## BEGIN Rows
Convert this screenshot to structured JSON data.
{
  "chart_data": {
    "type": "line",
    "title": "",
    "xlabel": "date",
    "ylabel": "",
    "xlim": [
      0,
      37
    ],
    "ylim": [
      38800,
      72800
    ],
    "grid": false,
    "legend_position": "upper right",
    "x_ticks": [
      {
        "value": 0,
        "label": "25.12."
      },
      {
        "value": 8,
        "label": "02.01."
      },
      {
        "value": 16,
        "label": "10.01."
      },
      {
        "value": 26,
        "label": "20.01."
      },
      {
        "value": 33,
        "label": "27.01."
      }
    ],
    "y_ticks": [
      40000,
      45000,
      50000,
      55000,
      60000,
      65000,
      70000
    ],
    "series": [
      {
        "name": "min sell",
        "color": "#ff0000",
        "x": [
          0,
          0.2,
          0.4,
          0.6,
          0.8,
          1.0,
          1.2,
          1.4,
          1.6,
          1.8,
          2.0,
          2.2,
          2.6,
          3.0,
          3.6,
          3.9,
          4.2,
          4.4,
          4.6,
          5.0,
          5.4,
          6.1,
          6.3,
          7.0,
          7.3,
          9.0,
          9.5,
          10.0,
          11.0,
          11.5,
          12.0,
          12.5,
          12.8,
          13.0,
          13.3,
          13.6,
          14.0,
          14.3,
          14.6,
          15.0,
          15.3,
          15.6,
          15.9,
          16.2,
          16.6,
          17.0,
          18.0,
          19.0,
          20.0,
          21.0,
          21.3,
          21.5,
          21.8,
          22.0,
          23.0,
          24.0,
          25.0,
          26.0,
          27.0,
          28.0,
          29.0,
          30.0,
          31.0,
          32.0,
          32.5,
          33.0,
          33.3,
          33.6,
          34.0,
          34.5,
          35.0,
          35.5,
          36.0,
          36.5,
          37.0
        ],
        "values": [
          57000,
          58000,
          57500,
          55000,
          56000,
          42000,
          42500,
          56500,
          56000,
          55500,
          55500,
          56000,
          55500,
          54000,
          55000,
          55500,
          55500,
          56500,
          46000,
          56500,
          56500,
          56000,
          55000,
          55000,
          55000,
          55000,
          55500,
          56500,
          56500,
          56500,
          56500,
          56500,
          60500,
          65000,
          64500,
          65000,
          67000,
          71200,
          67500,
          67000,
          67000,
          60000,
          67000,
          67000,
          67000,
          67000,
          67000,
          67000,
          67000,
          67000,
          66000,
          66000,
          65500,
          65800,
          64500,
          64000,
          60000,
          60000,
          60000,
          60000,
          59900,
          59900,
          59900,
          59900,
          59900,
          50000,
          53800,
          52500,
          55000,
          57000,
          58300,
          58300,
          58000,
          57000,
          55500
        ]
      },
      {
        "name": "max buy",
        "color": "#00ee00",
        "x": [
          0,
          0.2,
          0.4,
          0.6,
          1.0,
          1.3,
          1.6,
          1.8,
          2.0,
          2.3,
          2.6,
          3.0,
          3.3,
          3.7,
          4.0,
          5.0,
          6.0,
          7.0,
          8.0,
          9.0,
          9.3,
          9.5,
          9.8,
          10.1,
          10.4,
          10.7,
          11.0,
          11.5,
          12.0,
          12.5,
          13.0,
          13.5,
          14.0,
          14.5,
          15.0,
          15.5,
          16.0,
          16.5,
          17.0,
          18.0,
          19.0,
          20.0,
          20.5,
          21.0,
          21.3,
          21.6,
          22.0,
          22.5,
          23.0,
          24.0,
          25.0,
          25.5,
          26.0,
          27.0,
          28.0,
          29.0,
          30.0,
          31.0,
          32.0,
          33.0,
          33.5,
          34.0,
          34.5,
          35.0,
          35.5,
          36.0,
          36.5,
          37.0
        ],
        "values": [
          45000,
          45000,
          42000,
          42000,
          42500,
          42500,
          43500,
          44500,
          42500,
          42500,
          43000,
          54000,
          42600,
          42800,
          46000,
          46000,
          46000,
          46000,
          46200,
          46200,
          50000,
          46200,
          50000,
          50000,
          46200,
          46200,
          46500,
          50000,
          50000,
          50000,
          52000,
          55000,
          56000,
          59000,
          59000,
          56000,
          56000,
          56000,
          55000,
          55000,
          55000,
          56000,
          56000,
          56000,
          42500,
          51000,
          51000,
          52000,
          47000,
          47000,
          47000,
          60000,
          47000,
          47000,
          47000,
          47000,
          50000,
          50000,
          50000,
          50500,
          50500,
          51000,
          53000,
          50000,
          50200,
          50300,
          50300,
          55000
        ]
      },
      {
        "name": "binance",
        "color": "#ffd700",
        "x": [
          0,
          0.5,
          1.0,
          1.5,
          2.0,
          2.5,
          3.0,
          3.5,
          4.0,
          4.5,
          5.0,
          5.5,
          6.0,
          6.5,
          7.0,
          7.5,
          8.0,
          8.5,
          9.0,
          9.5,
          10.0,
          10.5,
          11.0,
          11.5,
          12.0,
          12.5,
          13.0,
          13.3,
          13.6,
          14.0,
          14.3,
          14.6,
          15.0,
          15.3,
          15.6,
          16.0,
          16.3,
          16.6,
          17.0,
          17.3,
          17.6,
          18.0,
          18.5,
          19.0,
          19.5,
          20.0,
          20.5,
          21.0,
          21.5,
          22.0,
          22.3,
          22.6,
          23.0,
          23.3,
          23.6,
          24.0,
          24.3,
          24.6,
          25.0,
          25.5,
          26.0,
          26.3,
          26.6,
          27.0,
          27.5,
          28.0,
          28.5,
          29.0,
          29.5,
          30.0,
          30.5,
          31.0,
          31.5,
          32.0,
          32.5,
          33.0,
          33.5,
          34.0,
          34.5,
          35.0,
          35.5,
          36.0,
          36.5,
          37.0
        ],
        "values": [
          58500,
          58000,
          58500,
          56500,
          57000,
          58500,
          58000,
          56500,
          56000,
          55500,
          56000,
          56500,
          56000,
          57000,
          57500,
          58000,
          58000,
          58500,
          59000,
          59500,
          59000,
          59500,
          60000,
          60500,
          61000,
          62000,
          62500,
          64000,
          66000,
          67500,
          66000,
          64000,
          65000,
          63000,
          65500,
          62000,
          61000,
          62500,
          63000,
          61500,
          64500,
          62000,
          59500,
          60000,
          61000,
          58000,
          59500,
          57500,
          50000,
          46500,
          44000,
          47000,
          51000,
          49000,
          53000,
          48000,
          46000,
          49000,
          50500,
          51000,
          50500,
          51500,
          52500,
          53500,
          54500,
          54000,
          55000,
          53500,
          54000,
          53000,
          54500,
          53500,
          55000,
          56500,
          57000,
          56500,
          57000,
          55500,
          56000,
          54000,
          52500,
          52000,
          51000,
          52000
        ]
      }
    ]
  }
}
## END Rows
**Task description:** Return the whole listing exactly.

**Exercise response:**
Convert this screenshot to structured JSON data.
{
  "chart_data": {
    "type": "line",
    "title": "",
    "xlabel": "date",
    "ylabel": "",
    "xlim": [
      0,
      37
    ],
    "ylim": [
      38800,
      72800
    ],
    "grid": false,
    "legend_position": "upper right",
    "x_ticks": [
      {
        "value": 0,
        "label": "25.12."
      },
      {
        "value": 8,
        "label": "02.01."
      },
      {
        "value": 16,
        "label": "10.01."
      },
      {
        "value": 26,
        "label": "20.01."
      },
      {
        "value": 33,
        "label": "27.01."
      }
    ],
    "y_ticks": [
      40000,
      45000,
      50000,
      55000,
      60000,
      65000,
      70000
    ],
    "series": [
      {
        "name": "min sell",
        "color": "#ff0000",
        "x": [
          0,
          0.2,
          0.4,
          0.6,
          0.8,
          1.0,
          1.2,
          1.4,
          1.6,
          1.8,
          2.0,
          2.2,
          2.6,
          3.0,
          3.6,
          3.9,
          4.2,
          4.4,
          4.6,
          5.0,
          5.4,
          6.1,
          6.3,
          7.0,
          7.3,
          9.0,
          9.5,
          10.0,
          11.0,
          11.5,
          12.0,
          12.5,
          12.8,
          13.0,
          13.3,
          13.6,
          14.0,
          14.3,
          14.6,
          15.0,
          15.3,
          15.6,
          15.9,
          16.2,
          16.6,
          17.0,
          18.0,
          19.0,
          20.0,
          21.0,
          21.3,
          21.5,
          21.8,
          22.0,
          23.0,
          24.0,
          25.0,
          26.0,
          27.0,
          28.0,
          29.0,
          30.0,
          31.0,
          32.0,
          32.5,
          33.0,
          33.3,
          33.6,
          34.0,
          34.5,
          35.0,
          35.5,
          36.0,
          36.5,
          37.0
        ],
        "values": [
          57000,
          58000,
          57500,
          55000,
          56000,
          42000,
          42500,
          56500,
          56000,
          55500,
          55500,
          56000,
          55500,
          54000,
          55000,
          55500,
          55500,
          56500,
          46000,
          56500,
          56500,
          56000,
          55000,
          55000,
          55000,
          55000,
          55500,
          56500,
          56500,
          56500,
          56500,
          56500,
          60500,
          65000,
          64500,
          65000,
          67000,
          71200,
          67500,
          67000,
          67000,
          60000,
          67000,
          67000,
          67000,
          67000,
          67000,
          67000,
          67000,
          67000,
          66000,
          66000,
          65500,
          65800,
          64500,
          64000,
          60000,
          60000,
          60000,
          60000,
          59900,
          59900,
          59900,
          59900,
          59900,
          50000,
          53800,
          52500,
          55000,
          57000,
          58300,
          58300,
          58000,
          57000,
          55500
        ]
      },
      {
        "name": "max buy",
        "color": "#00ee00",
        "x": [
          0,
          0.2,
          0.4,
          0.6,
          1.0,
          1.3,
          1.6,
          1.8,
          2.0,
          2.3,
          2.6,
          3.0,
          3.3,
          3.7,
          4.0,
          5.0,
          6.0,
          7.0,
          8.0,
          9.0,
          9.3,
          9.5,
          9.8,
          10.1,
          10.4,
          10.7,
          11.0,
          11.5,
          12.0,
          12.5,
          13.0,
          13.5,
          14.0,
          14.5,
          15.0,
          15.5,
          16.0,
          16.5,
          17.0,
          18.0,
          19.0,
          20.0,
          20.5,
          21.0,
          21.3,
          21.6,
          22.0,
          22.5,
          23.0,
          24.0,
          25.0,
          25.5,
          26.0,
          27.0,
          28.0,
          29.0,
          30.0,
          31.0,
          32.0,
          33.0,
          33.5,
          34.0,
          34.5,
          35.0,
          35.5,
          36.0,
          36.5,
          37.0
        ],
        "values": [
          45000,
          45000,
          42000,
          42000,
          42500,
          42500,
          43500,
          44500,
          42500,
          42500,
          43000,
          54000,
          42600,
          42800,
          46000,
          46000,
          46000,
          46000,
          46200,
          46200,
          50000,
          46200,
          50000,
          50000,
          46200,
          46200,
          46500,
          50000,
          50000,
          50000,
          52000,
          55000,
          56000,
          59000,
          59000,
          56000,
          56000,
          56000,
          55000,
          55000,
          55000,
          56000,
          56000,
          56000,
          42500,
          51000,
          51000,
          52000,
          47000,
          47000,
          47000,
          60000,
          47000,
          47000,
          47000,
          47000,
          50000,
          50000,
          50000,
          50500,
          50500,
          51000,
          53000,
          50000,
          50200,
          50300,
          50300,
          55000
        ]
      },
      {
        "name": "binance",
        "color": "#ffd700",
        "x": [
          0,
          0.5,
          1.0,
          1.5,
          2.0,
          2.5,
          3.0,
          3.5,
          4.0,
          4.5,
          5.0,
          5.5,
          6.0,
          6.5,
          7.0,
          7.5,
          8.0,
          8.5,
          9.0,
          9.5,
          10.0,
          10.5,
          11.0,
          11.5,
          12.0,
          12.5,
          13.0,
          13.3,
          13.6,
          14.0,
          14.3,
          14.6,
          15.0,
          15.3,
          15.6,
          16.0,
          16.3,
          16.6,
          17.0,
          17.3,
          17.6,
          18.0,
          18.5,
          19.0,
          19.5,
          20.0,
          20.5,
          21.0,
          21.5,
          22.0,
          22.3,
          22.6,
          23.0,
          23.3,
          23.6,
          24.0,
          24.3,
          24.6,
          25.0,
          25.5,
          26.0,
          26.3,
          26.6,
          27.0,
          27.5,
          28.0,
          28.5,
          29.0,
          29.5,
          30.0,
          30.5,
          31.0,
          31.5,
          32.0,
          32.5,
          33.0,
          33.5,
          34.0,
          34.5,
          35.0,
          35.5,
          36.0,
          36.5,
          37.0
        ],
        "values": [
          58500,
          58000,
          58500,
          56500,
          57000,
          58500,
          58000,
          56500,
          56000,
          55500,
          56000,
          56500,
          56000,
          57000,
          57500,
          58000,
          58000,
          58500,
          59000,
          59500,
          59000,
          59500,
          60000,
          60500,
          61000,
          62000,
          62500,
          64000,
          66000,
          67500,
          66000,
          64000,
          65000,
          63000,
          65500,
          62000,
          61000,
          62500,
          63000,
          61500,
          64500,
          62000,
          59500,
          60000,
          61000,
          58000,
          59500,
          57500,
          50000,
          46500,
          44000,
          47000,
          51000,
          49000,
          53000,
          48000,
          46000,
          49000,
          50500,
          51000,
          50500,
          51500,
          52500,
          53500,
          54500,
          54000,
          55000,
          53500,
          54000,
          53000,
          54500,
          53500,
          55000,
          56500,
          57000,
          56500,
          57000,
          55500,
          56000,
          54000,
          52500,
          52000,
          51000,
          52000
        ]
      }
    ]
  }
}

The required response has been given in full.